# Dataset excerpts
-*-*-
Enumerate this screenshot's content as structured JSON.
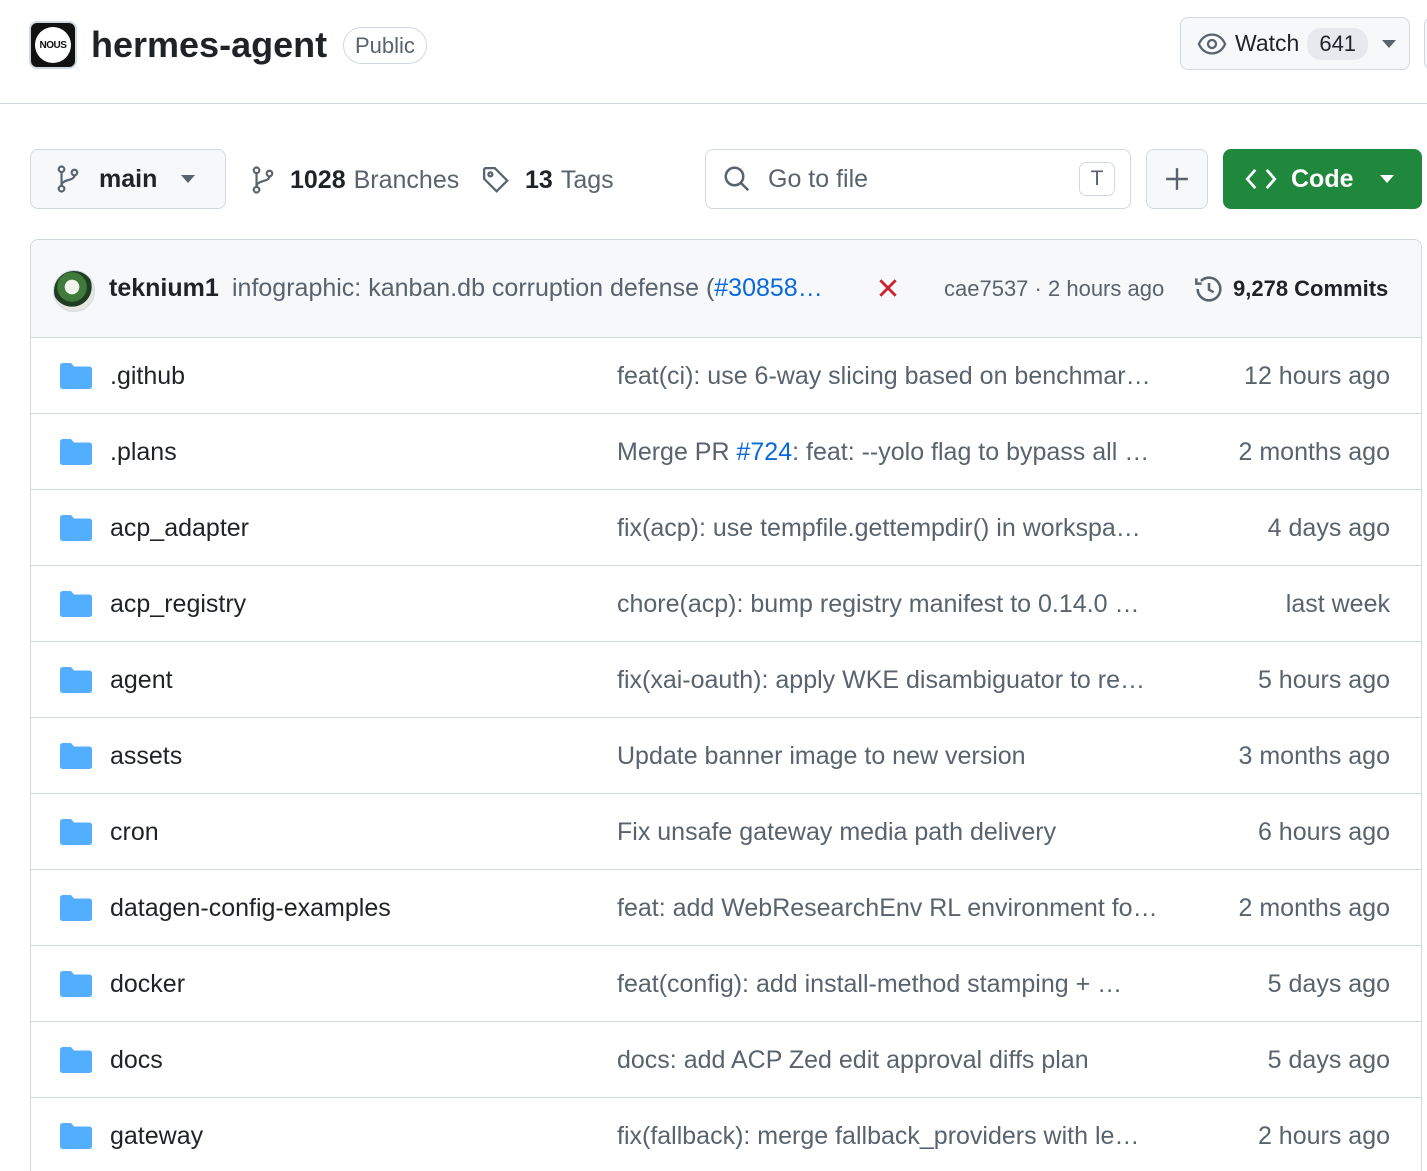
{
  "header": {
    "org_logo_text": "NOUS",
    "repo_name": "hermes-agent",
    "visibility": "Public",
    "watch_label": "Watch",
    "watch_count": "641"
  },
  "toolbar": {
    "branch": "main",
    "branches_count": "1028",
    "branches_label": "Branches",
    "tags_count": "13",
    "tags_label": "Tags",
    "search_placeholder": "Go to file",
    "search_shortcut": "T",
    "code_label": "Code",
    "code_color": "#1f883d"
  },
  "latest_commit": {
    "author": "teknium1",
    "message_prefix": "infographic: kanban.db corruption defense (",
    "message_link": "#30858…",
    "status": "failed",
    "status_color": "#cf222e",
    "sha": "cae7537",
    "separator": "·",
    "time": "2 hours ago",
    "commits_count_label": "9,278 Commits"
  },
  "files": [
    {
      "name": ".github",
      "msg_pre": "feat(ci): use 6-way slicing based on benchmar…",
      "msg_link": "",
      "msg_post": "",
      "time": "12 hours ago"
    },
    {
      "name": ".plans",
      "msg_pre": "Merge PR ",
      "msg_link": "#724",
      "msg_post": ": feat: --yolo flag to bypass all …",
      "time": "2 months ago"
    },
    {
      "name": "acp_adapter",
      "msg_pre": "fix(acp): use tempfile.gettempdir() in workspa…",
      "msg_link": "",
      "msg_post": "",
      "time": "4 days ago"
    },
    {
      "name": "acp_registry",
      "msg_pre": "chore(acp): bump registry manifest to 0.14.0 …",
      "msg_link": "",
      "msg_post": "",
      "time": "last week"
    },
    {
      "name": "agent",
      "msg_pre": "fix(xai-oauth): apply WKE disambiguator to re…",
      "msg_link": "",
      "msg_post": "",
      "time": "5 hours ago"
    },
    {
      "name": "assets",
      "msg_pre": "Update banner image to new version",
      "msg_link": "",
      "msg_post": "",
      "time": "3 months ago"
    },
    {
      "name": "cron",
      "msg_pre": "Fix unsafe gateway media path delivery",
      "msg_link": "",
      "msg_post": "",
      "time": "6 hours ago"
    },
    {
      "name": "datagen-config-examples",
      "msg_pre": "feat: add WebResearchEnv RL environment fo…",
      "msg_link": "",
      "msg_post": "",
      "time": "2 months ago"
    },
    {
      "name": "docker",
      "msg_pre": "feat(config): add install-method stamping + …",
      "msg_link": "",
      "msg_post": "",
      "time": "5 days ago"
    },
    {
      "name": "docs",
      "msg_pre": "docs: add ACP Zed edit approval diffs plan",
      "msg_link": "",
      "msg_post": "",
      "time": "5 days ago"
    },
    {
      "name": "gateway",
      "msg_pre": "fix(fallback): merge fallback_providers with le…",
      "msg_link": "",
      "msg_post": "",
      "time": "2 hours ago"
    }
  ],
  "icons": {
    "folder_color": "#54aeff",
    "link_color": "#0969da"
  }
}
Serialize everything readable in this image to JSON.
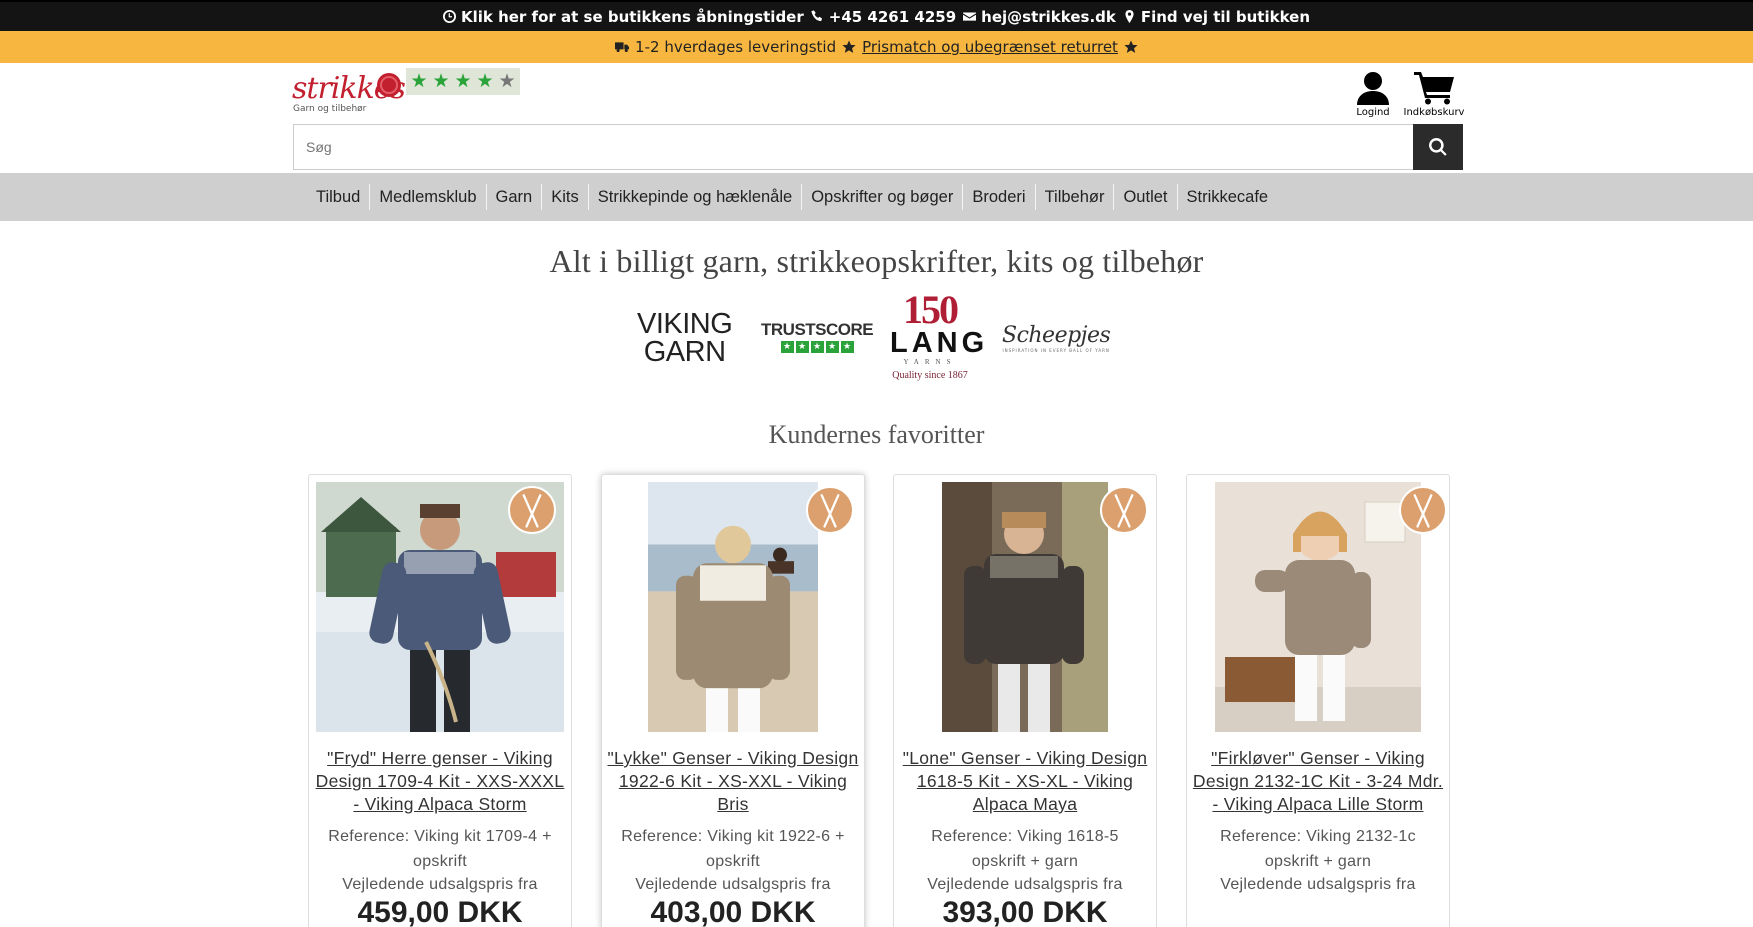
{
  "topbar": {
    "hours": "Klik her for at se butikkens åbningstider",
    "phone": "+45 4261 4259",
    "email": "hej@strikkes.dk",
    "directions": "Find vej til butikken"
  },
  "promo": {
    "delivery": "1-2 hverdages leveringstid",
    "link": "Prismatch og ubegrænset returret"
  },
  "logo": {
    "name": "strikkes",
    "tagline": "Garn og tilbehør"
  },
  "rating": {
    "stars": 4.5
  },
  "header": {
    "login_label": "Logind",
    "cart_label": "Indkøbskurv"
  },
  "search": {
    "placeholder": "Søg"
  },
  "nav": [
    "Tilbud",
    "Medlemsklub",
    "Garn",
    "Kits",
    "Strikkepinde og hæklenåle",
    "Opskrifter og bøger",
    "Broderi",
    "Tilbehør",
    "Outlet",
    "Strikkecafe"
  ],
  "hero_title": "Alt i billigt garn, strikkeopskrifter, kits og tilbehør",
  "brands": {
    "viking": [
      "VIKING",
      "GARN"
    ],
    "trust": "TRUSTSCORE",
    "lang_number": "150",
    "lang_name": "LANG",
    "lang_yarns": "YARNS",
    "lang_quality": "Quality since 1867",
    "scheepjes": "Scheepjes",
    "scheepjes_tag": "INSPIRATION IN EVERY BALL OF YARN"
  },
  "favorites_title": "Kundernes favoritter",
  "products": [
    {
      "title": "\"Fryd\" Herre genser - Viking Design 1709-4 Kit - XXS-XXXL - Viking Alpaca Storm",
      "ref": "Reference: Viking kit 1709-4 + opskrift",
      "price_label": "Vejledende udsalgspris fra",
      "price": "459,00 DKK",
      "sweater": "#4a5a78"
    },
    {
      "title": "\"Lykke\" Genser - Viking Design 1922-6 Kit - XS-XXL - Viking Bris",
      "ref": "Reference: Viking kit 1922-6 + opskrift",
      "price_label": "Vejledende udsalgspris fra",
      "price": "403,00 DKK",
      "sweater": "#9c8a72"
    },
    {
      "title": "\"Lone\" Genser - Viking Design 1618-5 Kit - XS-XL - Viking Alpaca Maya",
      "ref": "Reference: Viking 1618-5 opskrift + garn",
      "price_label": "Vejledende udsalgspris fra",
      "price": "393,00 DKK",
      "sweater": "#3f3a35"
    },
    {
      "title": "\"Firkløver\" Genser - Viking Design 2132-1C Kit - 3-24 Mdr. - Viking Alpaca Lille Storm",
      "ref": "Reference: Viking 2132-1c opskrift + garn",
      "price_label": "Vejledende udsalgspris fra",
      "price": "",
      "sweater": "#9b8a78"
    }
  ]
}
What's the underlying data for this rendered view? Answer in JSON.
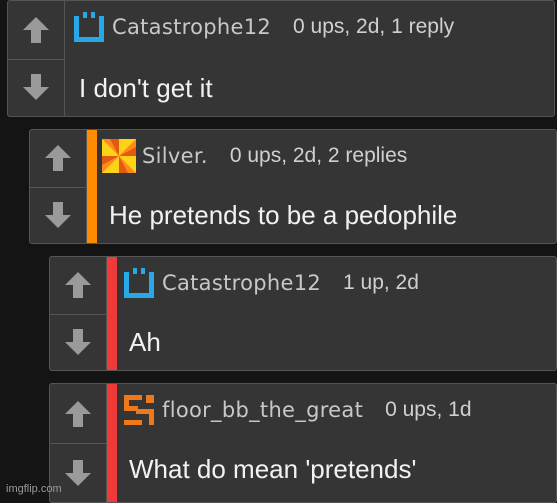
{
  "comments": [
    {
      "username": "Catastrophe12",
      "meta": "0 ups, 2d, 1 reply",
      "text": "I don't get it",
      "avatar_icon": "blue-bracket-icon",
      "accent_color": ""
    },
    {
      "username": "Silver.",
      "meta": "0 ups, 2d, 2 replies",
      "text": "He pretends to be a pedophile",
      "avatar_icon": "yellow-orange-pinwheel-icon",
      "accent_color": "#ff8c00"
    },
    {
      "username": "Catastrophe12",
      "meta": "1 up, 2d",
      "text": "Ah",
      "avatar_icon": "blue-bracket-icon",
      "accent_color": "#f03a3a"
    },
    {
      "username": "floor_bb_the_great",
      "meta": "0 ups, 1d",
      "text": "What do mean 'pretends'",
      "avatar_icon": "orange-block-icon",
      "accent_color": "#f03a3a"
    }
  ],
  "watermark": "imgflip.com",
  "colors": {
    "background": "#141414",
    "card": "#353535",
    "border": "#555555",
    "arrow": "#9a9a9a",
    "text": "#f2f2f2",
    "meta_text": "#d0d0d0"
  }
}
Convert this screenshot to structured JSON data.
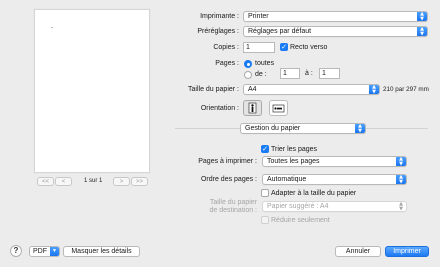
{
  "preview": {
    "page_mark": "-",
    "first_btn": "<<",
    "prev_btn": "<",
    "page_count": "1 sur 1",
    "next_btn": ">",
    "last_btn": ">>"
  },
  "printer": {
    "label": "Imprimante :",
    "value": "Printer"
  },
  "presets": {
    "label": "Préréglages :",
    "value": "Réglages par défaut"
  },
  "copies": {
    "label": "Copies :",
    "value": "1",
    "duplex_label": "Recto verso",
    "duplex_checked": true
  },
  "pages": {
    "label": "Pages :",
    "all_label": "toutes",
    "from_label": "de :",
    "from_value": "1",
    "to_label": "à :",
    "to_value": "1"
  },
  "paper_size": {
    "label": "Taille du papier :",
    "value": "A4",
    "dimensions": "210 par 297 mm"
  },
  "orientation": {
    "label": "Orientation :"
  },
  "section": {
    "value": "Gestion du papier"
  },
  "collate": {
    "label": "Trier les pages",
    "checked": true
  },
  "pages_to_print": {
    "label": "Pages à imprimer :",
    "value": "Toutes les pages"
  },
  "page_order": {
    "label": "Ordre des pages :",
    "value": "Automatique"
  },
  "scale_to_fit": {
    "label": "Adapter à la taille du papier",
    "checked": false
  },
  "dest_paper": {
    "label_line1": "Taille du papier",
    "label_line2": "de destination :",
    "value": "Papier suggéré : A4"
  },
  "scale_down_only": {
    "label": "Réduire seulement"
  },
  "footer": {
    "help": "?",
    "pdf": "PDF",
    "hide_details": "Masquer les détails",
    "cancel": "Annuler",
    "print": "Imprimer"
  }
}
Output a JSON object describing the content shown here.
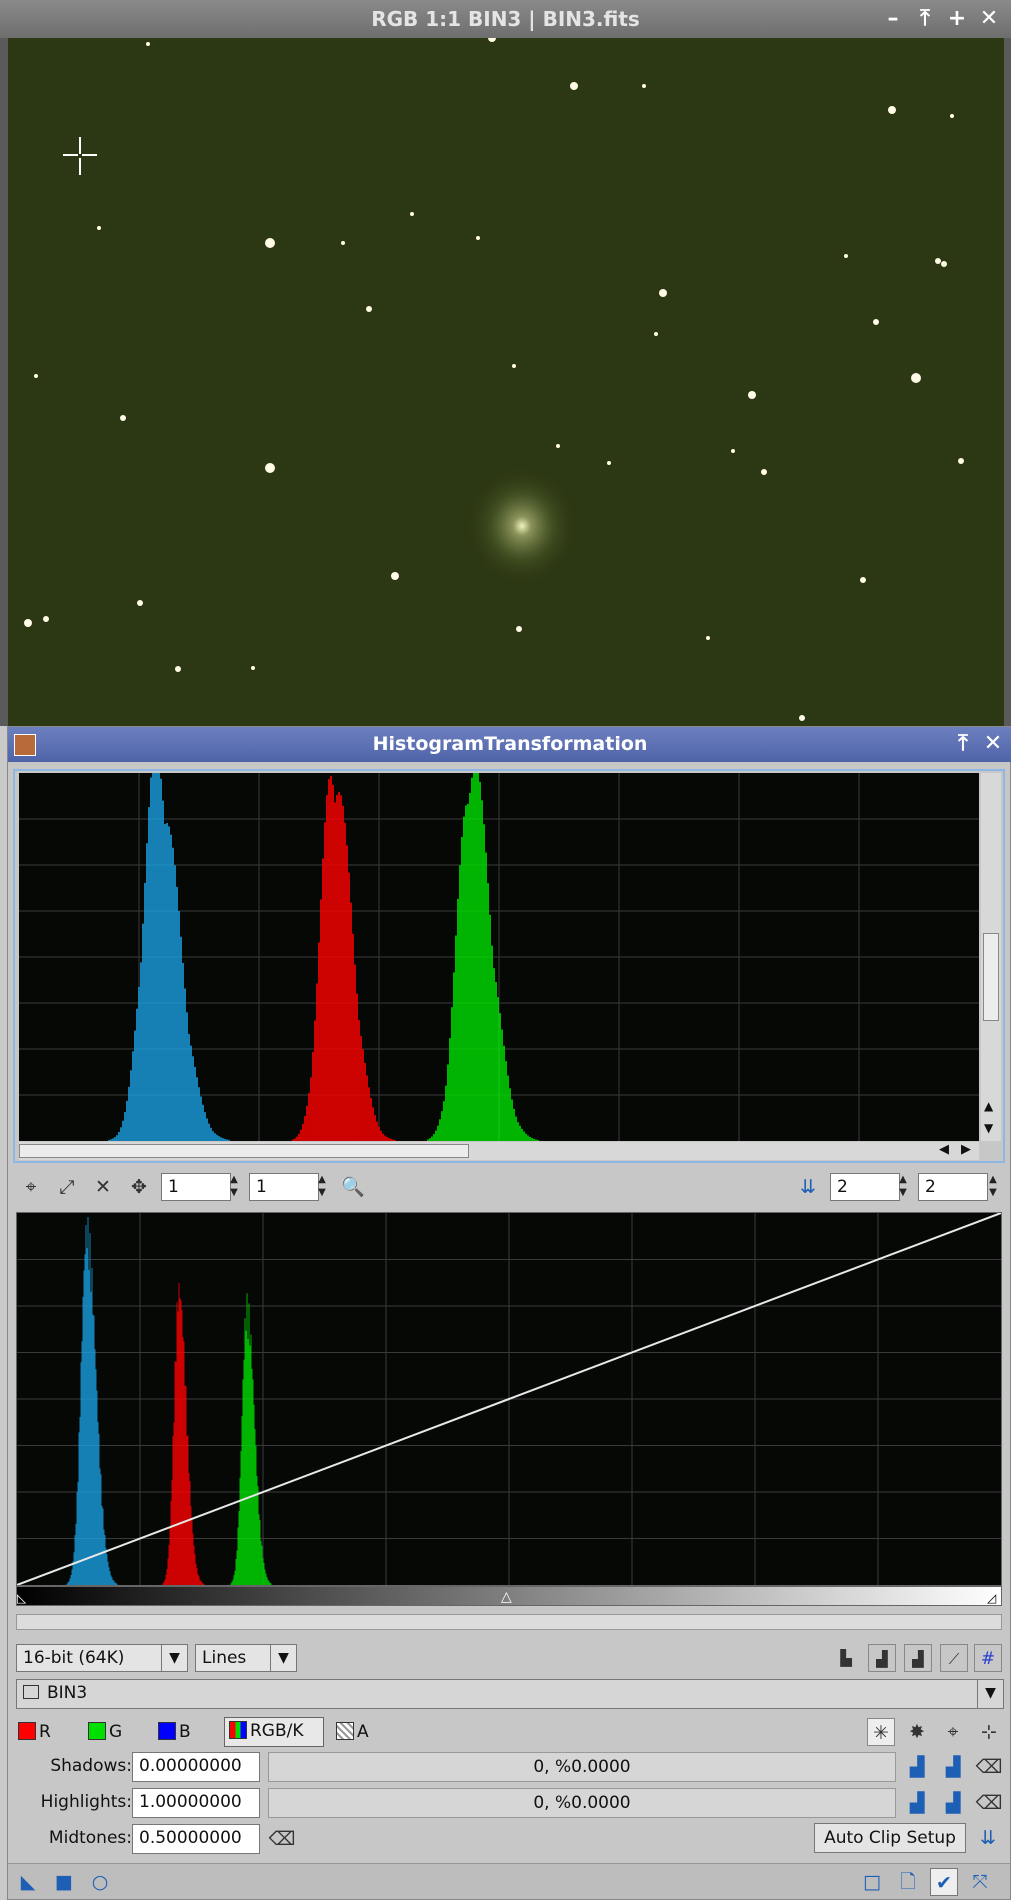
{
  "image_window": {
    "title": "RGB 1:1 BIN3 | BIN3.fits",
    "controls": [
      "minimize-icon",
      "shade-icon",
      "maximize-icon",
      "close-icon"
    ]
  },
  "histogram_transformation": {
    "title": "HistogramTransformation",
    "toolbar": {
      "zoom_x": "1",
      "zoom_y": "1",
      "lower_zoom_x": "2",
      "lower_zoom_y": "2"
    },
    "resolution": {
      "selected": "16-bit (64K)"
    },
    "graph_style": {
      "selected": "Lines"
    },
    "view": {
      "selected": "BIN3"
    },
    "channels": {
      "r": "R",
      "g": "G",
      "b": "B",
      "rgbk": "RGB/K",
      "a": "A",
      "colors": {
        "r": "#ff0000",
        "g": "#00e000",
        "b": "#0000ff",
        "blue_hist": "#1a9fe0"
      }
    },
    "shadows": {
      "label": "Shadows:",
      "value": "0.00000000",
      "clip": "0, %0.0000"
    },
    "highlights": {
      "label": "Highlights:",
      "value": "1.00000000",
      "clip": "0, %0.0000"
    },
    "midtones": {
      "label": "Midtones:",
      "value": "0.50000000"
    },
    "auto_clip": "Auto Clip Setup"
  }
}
-*-*-
# To be done
Work out how many lines of the listing above include "gateway". Answer with the number and nothing more.

# Reply
2